The input.
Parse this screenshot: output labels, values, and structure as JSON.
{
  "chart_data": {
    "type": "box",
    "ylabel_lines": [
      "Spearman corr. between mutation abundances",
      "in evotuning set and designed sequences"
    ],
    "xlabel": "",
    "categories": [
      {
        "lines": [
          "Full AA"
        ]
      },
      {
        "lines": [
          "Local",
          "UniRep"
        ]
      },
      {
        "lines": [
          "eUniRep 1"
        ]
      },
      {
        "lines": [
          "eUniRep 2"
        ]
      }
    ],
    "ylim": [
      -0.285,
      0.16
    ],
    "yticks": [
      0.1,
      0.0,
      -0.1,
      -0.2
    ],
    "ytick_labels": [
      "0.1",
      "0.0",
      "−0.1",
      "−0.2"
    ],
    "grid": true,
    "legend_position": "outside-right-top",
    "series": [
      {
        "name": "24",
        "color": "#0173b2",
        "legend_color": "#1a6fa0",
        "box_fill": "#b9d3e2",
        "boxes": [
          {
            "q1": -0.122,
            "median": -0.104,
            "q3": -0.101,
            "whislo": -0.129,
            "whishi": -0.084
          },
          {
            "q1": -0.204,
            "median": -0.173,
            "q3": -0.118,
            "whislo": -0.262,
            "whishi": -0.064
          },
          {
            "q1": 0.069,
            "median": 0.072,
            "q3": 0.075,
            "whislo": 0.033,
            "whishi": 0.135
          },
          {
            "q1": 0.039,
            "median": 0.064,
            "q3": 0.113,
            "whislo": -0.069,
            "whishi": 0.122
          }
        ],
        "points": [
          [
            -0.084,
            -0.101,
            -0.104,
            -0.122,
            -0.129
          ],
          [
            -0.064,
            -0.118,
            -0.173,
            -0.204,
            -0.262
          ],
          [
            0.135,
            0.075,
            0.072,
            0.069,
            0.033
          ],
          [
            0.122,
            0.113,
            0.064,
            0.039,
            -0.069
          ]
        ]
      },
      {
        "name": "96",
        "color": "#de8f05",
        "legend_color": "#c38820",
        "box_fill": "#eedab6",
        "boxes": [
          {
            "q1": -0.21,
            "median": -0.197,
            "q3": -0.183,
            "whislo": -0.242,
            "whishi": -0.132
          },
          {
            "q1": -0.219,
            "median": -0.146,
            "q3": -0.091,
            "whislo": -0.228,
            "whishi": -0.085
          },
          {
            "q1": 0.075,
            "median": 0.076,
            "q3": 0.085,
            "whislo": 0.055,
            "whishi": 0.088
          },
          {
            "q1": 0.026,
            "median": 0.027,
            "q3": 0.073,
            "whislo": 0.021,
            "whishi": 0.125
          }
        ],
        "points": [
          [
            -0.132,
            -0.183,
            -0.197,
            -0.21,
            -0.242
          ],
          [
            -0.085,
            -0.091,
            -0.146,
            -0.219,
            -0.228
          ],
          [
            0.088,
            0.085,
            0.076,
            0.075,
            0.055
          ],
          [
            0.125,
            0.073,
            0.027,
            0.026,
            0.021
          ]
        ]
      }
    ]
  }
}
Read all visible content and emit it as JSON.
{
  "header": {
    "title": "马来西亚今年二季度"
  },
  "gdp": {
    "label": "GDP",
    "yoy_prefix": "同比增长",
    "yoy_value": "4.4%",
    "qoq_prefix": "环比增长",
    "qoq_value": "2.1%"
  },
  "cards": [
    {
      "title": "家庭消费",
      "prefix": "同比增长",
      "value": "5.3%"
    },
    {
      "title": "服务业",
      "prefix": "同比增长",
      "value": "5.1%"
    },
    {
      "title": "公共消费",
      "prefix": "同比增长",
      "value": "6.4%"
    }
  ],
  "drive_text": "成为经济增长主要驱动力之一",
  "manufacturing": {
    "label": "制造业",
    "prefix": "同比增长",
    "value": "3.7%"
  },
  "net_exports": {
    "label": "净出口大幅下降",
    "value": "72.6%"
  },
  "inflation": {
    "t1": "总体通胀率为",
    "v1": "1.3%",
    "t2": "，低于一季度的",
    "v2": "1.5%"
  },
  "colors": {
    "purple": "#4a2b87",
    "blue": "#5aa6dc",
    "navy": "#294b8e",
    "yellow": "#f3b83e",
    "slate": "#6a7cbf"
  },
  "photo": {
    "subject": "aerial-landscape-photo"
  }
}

Short task.
Which lines contain "JSON"? Show each of them.

Full output.
Parse this screenshot: output labels, values, and structure as JSON.
Read all visible content and emit it as JSON.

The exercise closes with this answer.